### Stored records
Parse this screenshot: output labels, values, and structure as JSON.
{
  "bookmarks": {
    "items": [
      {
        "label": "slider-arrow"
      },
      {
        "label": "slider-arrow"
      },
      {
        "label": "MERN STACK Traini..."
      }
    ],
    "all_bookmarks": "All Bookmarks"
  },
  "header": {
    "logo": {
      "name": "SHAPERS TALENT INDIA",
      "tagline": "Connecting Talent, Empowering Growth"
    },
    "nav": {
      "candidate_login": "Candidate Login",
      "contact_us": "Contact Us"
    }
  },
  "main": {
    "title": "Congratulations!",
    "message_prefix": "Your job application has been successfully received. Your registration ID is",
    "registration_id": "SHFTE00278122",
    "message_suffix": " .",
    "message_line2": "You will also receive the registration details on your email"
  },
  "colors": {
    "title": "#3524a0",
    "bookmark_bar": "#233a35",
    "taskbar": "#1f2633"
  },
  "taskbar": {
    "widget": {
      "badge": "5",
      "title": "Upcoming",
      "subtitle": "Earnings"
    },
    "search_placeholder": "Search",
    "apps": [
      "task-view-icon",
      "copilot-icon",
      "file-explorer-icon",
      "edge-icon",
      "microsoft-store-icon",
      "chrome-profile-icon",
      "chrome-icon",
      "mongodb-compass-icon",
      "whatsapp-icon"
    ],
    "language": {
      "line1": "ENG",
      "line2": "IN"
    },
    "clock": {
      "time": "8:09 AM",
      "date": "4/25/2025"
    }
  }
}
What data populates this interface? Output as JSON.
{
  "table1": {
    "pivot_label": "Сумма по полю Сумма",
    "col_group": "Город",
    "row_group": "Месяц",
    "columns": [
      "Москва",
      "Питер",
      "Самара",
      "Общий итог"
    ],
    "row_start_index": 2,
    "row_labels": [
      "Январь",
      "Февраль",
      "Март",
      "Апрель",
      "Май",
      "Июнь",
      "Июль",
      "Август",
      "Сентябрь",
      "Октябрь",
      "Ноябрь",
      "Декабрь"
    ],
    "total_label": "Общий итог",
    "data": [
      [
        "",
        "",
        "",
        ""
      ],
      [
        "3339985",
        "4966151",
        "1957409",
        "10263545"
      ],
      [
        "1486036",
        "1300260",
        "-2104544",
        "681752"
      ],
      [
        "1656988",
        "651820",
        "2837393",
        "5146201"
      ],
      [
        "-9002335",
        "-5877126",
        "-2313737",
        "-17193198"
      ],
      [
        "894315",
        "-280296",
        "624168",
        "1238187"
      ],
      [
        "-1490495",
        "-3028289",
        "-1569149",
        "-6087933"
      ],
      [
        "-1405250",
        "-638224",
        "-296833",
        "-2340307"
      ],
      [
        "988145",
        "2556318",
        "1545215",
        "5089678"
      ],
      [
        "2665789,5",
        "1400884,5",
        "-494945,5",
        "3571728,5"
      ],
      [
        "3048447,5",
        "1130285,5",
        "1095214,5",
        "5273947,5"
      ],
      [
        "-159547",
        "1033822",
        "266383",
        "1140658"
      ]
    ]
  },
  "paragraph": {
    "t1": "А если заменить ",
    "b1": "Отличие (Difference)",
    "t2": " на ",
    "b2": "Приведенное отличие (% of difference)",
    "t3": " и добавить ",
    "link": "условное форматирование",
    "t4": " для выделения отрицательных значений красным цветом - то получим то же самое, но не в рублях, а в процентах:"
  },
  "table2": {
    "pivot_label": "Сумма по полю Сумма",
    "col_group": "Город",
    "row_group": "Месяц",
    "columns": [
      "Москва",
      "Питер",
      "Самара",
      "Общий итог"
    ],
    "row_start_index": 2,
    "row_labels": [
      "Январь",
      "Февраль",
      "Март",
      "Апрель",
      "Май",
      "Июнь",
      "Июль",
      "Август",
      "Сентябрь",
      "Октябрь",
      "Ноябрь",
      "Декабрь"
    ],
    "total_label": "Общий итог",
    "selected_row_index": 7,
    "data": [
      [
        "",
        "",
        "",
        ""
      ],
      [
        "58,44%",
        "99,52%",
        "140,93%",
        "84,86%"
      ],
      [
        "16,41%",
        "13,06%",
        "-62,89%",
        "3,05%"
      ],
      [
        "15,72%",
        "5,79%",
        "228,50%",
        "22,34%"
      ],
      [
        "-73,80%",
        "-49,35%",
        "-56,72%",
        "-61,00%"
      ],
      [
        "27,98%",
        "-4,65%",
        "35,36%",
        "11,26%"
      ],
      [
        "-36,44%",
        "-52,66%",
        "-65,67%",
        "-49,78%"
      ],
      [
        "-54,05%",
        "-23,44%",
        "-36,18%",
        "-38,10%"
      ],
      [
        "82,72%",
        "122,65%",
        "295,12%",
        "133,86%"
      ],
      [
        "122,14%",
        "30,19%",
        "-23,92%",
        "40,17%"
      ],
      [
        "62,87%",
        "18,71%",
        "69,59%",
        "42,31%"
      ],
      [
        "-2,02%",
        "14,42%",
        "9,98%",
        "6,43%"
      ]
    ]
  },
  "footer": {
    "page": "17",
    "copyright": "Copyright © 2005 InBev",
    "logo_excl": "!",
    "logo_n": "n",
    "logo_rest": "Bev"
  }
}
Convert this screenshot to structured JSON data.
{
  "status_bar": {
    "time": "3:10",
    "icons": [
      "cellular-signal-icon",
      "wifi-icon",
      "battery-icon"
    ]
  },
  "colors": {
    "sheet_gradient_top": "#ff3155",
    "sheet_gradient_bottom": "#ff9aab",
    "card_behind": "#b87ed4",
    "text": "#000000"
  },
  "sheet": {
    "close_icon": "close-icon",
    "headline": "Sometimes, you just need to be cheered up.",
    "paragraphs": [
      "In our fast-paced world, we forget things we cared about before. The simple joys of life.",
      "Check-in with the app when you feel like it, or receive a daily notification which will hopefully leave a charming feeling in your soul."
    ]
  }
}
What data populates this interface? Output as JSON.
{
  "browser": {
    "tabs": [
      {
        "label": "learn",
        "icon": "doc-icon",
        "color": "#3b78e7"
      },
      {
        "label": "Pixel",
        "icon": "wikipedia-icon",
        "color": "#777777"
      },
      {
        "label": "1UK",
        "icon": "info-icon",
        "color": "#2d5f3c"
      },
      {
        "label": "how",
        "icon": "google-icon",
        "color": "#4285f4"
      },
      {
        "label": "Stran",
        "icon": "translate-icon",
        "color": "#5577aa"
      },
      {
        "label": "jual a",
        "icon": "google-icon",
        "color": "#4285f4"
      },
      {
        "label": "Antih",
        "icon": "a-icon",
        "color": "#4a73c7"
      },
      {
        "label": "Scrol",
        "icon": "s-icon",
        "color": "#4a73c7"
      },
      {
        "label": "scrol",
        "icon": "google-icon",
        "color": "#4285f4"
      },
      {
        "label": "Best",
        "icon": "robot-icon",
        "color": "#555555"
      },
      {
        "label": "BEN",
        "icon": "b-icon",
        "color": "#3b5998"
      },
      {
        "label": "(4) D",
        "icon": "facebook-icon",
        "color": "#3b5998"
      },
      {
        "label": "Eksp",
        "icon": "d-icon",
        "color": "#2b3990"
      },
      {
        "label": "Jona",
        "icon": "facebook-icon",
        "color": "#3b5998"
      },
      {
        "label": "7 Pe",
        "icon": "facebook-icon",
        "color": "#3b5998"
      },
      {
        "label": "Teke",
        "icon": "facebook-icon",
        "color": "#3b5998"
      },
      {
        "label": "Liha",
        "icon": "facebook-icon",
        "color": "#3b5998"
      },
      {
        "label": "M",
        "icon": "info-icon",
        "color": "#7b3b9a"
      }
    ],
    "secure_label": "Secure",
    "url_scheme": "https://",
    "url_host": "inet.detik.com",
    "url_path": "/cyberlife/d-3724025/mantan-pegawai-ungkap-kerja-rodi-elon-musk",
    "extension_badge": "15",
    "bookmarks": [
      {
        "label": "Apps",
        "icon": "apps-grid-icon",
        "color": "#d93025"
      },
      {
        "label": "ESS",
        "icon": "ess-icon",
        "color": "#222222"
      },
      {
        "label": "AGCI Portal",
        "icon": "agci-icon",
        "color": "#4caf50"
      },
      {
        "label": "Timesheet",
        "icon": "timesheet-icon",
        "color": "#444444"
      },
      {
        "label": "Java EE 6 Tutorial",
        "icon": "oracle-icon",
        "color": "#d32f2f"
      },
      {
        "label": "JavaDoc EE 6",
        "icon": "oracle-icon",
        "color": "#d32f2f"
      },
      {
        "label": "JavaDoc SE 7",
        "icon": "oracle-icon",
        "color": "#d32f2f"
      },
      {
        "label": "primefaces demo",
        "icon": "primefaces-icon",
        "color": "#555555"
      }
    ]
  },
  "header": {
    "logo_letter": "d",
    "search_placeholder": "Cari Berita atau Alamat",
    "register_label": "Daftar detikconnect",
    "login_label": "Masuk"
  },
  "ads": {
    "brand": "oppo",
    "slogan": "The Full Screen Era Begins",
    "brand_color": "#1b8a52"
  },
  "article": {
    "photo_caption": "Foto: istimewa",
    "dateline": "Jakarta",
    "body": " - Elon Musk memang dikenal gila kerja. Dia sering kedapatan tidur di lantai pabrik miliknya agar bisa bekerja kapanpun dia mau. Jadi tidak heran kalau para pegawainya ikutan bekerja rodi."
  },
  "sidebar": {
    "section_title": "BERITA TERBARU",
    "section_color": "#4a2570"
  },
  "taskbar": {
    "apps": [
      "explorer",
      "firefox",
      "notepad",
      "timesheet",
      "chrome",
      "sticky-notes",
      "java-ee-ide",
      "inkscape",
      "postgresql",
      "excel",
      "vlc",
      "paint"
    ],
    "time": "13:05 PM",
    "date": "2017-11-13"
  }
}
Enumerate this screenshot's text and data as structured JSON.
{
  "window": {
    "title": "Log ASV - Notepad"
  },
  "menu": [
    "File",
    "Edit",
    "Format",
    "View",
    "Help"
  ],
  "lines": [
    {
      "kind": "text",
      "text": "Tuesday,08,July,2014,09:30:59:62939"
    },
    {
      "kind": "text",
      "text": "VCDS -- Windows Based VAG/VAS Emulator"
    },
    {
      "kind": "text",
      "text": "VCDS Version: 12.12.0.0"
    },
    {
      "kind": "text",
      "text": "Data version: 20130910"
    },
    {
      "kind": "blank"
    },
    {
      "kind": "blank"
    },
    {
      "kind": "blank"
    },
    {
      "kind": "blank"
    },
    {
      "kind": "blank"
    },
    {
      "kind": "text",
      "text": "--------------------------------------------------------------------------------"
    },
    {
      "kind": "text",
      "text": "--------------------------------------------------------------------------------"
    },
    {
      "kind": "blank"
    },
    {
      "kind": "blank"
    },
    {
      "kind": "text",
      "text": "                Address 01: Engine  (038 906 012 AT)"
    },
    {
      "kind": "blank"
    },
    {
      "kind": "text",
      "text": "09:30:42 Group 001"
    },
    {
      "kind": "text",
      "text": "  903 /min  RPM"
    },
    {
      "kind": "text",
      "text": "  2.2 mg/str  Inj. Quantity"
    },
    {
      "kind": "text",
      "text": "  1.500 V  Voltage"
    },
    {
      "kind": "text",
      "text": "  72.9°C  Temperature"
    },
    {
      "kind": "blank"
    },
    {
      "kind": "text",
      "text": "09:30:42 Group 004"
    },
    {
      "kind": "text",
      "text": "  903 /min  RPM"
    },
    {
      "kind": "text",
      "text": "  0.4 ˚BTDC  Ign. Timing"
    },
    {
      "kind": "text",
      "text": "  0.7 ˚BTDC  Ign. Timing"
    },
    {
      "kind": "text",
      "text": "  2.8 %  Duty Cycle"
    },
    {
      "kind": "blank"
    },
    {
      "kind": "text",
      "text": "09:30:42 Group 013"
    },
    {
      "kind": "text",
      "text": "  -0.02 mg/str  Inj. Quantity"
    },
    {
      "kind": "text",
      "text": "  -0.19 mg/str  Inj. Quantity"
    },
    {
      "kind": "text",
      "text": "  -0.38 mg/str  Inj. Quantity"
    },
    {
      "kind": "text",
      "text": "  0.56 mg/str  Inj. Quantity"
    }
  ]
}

### Problem to work on
All lines of the data above that include the word "this" must be shown.

### Solution
Parse this screenshot: output labels, values, and structure as JSON.
What data populates this interface? Output as JSON.
Convert this screenshot to structured JSON data.
What data populates this interface? Output as JSON.
Enumerate this screenshot's text and data as structured JSON.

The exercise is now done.